→ **WHAT THE TASK ASKS**
Go through the entries below and copy each line containing the word "name".
-- Start RECORDS SUPPLIED --
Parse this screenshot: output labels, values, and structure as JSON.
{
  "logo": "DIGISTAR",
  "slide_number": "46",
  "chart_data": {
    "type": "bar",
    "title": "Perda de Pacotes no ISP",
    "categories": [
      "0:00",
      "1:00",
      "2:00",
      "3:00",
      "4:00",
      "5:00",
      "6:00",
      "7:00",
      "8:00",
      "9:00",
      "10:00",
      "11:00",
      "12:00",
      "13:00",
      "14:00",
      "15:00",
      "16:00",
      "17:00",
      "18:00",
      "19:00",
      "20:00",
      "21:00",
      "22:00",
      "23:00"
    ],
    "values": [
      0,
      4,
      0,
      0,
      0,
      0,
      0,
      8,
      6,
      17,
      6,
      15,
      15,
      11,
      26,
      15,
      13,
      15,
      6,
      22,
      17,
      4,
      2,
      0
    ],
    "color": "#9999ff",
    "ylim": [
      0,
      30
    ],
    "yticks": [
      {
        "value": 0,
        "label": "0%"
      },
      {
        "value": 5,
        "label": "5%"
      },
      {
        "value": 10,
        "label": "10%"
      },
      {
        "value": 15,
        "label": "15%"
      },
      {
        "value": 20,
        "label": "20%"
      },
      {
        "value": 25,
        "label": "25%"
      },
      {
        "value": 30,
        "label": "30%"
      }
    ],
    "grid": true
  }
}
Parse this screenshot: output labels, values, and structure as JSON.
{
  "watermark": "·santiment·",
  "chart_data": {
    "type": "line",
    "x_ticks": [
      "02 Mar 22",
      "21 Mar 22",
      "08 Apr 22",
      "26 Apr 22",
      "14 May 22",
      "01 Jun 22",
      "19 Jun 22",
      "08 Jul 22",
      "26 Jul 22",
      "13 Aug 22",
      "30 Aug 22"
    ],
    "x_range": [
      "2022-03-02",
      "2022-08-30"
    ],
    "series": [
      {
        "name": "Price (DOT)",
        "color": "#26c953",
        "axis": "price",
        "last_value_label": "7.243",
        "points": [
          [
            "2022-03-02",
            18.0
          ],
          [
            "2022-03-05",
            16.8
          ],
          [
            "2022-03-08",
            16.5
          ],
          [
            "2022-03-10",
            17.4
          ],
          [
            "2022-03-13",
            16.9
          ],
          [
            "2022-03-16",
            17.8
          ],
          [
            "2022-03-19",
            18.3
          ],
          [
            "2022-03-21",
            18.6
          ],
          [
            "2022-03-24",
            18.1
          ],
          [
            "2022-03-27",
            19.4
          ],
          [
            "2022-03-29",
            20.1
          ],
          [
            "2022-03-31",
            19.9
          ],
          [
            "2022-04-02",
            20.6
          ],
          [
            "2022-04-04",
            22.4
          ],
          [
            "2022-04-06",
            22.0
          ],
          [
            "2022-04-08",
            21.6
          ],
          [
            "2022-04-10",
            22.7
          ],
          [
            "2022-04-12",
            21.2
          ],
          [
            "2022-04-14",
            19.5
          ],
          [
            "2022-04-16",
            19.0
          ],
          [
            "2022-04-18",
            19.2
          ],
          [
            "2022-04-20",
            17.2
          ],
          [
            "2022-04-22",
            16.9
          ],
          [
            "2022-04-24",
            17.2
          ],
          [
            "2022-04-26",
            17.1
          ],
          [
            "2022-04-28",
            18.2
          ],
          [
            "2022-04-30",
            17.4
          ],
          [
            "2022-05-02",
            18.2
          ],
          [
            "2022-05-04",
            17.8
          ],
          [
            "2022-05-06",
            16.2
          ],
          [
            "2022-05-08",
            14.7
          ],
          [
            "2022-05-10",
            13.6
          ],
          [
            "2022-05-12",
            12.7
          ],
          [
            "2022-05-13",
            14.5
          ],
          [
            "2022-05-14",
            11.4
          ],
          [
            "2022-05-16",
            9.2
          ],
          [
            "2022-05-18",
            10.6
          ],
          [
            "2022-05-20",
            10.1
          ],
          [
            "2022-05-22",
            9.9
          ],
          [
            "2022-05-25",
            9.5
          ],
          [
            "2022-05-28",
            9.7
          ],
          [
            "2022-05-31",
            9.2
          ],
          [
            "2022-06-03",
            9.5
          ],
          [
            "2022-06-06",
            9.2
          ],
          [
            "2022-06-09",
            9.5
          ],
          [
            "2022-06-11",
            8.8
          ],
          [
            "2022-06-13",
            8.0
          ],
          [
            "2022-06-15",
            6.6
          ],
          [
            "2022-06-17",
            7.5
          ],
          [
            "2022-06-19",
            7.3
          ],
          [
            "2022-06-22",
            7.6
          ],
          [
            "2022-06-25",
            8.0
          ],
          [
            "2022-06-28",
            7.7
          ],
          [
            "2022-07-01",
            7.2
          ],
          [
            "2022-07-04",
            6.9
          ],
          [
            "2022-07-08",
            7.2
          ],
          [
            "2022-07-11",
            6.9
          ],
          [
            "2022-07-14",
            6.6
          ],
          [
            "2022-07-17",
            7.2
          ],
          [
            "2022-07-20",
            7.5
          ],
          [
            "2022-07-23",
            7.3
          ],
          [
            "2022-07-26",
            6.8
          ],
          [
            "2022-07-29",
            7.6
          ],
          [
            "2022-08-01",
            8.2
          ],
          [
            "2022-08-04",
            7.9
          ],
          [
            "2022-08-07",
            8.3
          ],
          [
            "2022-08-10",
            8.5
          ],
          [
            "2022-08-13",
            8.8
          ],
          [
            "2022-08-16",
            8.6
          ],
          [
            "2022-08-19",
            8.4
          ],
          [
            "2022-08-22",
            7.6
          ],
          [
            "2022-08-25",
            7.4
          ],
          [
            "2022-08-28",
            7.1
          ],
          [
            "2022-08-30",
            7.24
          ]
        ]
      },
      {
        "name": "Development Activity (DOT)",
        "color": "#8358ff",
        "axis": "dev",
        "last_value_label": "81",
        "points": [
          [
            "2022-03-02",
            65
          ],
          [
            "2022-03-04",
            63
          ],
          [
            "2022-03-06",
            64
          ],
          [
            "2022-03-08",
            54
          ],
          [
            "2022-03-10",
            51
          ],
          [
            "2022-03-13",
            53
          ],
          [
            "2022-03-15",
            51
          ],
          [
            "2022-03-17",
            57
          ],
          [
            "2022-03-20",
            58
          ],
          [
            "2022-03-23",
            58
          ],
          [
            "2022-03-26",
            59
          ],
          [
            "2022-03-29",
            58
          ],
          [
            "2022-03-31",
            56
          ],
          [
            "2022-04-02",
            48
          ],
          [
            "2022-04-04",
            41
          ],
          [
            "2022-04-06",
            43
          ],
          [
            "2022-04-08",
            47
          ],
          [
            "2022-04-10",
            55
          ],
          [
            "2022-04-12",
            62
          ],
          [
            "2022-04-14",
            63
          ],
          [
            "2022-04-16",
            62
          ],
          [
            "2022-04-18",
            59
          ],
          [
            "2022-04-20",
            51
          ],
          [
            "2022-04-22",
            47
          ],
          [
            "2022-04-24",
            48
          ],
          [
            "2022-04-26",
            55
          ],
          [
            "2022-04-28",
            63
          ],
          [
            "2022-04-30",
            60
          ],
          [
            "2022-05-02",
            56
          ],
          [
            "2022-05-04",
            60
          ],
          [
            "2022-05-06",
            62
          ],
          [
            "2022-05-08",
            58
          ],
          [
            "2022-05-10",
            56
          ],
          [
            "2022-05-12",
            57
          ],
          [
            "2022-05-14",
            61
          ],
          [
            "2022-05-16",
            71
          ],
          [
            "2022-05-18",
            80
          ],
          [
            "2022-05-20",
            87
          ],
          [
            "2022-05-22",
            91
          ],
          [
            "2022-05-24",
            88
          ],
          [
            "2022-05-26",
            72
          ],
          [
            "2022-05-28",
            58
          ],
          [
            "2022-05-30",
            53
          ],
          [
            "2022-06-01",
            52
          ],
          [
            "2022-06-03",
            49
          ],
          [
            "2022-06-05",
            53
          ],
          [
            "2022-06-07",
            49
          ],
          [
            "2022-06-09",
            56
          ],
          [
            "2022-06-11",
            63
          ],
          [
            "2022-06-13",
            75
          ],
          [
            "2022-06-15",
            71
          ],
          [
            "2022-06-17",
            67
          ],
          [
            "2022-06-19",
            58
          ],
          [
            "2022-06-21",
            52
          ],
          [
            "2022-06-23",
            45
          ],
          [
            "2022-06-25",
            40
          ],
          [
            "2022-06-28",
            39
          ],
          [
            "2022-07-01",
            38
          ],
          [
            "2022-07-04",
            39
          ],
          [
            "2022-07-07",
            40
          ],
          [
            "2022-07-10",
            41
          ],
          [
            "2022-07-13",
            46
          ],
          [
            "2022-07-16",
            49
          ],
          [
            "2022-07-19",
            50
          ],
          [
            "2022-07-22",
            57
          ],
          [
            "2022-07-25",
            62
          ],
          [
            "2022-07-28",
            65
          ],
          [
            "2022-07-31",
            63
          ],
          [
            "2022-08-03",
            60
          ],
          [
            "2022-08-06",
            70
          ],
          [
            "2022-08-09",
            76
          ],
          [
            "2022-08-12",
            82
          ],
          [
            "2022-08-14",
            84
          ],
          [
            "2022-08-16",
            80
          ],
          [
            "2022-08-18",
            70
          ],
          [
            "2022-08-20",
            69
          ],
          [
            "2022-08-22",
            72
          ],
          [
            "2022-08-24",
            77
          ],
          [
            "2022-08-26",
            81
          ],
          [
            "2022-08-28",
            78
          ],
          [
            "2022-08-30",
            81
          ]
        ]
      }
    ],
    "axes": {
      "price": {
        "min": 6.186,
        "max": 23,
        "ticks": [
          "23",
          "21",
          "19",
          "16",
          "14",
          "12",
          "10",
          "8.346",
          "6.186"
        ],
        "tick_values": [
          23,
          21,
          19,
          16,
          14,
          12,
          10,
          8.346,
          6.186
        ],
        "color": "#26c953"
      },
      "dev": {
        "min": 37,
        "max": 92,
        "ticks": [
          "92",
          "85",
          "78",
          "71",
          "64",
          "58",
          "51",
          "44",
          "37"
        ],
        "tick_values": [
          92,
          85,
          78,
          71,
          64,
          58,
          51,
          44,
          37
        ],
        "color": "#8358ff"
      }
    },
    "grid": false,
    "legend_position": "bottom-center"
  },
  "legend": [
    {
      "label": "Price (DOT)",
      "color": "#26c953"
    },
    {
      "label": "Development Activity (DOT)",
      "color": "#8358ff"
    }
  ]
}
-- End RECORDS SUPPLIED --
→ **FINAL RESULT**
        "name": "Price (DOT)",
        "name": "Development Activity (DOT)",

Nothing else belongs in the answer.